### [What you have to do]
Gather all lines containing the string "عليه" and copy them out.

### [Data in this exercise]
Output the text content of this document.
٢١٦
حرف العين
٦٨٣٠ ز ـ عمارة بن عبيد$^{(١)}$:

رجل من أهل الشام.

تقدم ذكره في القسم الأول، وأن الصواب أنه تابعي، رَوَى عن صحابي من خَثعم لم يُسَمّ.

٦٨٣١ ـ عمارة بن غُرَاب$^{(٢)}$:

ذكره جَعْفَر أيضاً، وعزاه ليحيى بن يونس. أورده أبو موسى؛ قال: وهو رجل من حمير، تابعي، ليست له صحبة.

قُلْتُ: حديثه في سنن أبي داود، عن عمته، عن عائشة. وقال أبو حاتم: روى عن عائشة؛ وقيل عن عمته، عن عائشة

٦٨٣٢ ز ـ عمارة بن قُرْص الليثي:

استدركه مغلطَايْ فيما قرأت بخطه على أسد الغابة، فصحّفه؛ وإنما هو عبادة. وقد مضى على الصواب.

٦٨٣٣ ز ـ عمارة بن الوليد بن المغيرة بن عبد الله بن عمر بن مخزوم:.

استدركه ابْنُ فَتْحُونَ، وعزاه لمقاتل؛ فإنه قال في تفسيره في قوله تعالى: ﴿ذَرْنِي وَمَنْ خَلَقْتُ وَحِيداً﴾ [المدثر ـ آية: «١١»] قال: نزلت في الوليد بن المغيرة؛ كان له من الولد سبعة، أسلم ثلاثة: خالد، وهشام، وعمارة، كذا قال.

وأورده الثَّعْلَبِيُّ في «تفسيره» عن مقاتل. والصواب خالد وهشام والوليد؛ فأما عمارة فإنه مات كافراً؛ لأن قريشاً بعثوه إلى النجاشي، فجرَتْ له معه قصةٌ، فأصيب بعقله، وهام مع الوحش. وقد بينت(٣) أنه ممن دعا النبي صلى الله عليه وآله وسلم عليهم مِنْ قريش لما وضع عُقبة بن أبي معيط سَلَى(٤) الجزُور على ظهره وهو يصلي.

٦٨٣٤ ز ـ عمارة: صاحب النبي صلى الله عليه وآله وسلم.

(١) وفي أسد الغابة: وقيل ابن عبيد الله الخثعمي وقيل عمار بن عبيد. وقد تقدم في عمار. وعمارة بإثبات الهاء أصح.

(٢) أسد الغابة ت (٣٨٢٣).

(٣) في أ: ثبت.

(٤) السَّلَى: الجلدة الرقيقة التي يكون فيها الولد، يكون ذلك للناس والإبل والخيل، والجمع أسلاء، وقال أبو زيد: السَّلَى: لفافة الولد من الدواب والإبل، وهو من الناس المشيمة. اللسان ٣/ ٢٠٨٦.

--

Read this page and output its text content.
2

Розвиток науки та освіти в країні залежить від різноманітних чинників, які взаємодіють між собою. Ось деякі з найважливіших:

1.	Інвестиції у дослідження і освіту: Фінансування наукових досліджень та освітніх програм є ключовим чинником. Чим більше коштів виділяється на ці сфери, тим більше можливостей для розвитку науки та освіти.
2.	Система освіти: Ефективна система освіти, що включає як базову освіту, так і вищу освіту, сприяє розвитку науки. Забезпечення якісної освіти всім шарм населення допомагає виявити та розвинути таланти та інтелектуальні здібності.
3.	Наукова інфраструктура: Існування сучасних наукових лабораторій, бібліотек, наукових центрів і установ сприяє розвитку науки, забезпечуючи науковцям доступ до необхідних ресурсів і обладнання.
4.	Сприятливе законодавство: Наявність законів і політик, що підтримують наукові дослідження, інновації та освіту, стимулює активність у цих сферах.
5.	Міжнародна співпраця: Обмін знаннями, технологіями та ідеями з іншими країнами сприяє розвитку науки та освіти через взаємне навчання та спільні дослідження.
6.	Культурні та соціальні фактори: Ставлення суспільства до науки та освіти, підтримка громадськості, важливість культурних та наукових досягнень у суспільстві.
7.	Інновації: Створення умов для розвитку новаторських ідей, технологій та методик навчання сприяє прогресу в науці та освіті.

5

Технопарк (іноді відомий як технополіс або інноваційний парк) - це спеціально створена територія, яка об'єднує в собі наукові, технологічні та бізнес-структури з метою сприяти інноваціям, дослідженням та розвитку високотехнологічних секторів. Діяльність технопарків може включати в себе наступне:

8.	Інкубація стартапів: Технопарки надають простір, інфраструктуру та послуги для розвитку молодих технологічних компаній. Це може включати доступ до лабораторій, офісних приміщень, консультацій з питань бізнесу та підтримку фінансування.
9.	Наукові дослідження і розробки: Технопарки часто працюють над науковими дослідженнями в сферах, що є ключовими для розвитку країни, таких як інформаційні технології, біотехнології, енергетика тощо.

==

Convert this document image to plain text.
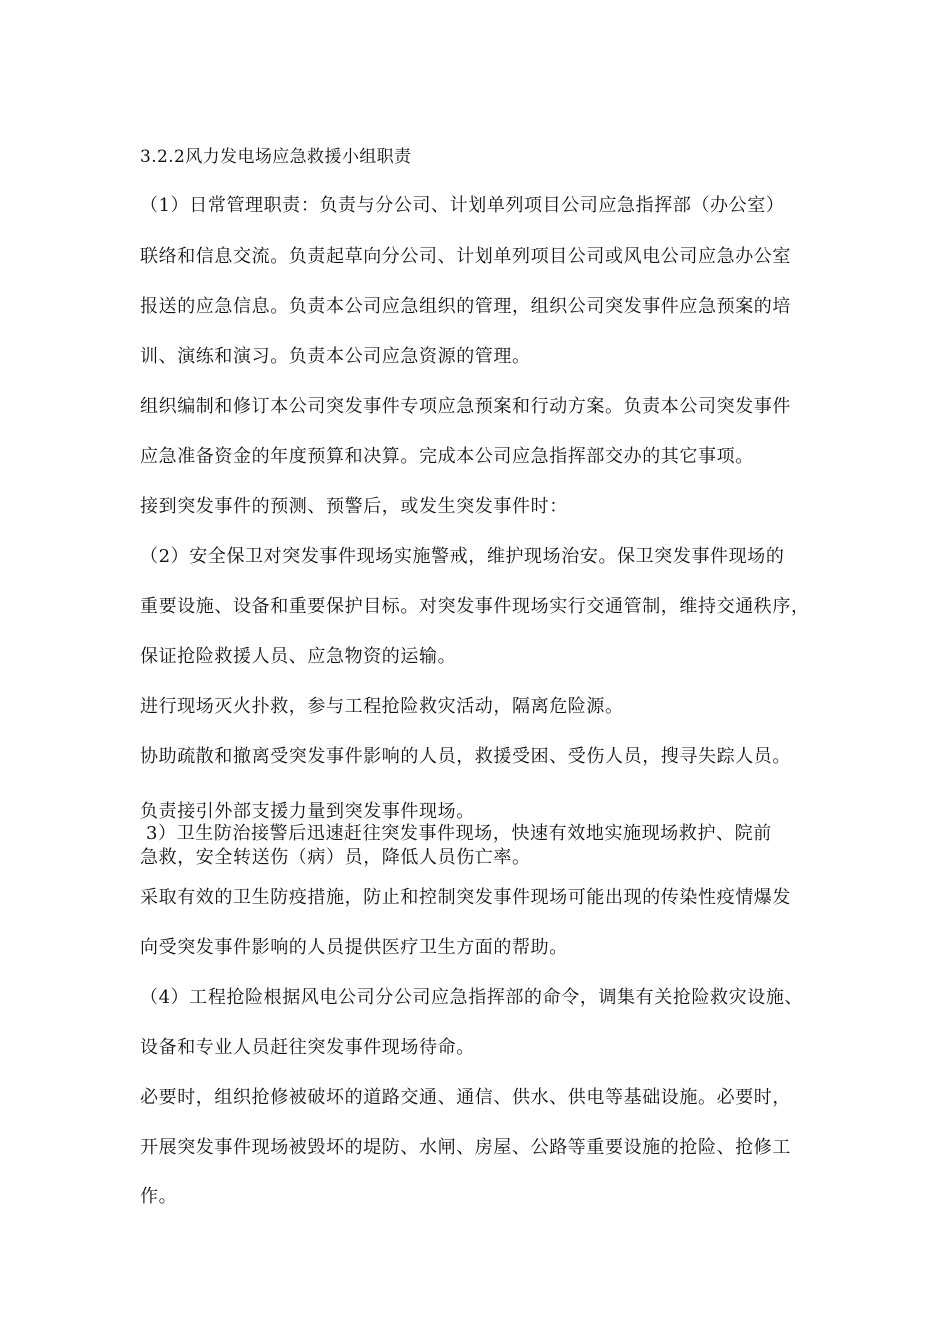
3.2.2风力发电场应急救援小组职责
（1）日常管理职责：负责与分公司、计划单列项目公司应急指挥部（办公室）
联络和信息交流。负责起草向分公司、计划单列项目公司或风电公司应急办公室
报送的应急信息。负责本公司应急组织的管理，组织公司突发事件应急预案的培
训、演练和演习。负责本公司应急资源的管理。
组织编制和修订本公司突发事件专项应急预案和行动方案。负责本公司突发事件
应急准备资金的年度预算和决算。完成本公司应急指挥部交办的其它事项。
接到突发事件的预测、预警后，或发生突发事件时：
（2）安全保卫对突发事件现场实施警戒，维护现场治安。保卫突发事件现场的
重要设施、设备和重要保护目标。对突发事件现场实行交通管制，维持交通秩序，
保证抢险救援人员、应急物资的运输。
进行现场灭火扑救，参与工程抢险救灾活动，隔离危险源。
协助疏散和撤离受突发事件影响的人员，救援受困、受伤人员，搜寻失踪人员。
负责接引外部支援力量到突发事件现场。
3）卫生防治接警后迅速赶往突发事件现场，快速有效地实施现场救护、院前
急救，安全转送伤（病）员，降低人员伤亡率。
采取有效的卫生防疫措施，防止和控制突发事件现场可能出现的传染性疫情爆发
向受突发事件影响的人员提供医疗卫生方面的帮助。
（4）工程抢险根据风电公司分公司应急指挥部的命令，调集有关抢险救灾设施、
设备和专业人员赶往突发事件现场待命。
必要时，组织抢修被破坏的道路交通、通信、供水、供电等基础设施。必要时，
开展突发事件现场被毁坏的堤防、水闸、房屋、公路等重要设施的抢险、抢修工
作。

### [Full solution]
وأورده الثَّعْلَبِيُّ في «تفسيره» عن مقاتل. والصواب خالد وهشام والوليد؛ فأما عمارة فإنه مات كافراً؛ لأن قريشاً بعثوه إلى النجاشي، فجرَتْ له معه قصةٌ، فأصيب بعقله، وهام مع الوحش. وقد بينت(٣) أنه ممن دعا النبي صلى الله عليه وآله وسلم عليهم مِنْ قريش لما وضع عُقبة بن أبي معيط سَلَى(٤) الجزُور على ظهره وهو يصلي.
٦٨٣٤ ز ـ عمارة: صاحب النبي صلى الله عليه وآله وسلم.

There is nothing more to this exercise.